* _Data to use_:
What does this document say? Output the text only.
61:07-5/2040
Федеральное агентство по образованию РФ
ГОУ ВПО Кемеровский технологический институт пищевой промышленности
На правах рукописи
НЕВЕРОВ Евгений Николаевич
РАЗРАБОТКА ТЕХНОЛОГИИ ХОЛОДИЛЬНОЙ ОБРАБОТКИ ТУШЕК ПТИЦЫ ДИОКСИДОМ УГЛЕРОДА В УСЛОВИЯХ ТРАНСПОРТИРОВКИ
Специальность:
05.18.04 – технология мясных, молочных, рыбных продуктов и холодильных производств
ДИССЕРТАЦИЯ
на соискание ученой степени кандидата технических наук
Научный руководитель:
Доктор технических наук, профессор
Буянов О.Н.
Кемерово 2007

* _Short problem_:
Give the entries once more, exactly as they appear.

* _Worked answer_:
What does this document say? Output the text only.
61:07-5/2040
Федеральное агентство по образованию РФ
ГОУ ВПО Кемеровский технологический институт пищевой промышленности
На правах рукописи
НЕВЕРОВ Евгений Николаевич
РАЗРАБОТКА ТЕХНОЛОГИИ ХОЛОДИЛЬНОЙ ОБРАБОТКИ ТУШЕК ПТИЦЫ ДИОКСИДОМ УГЛЕРОДА В УСЛОВИЯХ ТРАНСПОРТИРОВКИ
Специальность:
05.18.04 – технология мясных, молочных, рыбных продуктов и холодильных производств
ДИССЕРТАЦИЯ
на соискание ученой степени кандидата технических наук
Научный руководитель:
Доктор технических наук, профессор
Буянов О.Н.
Кемерово 2007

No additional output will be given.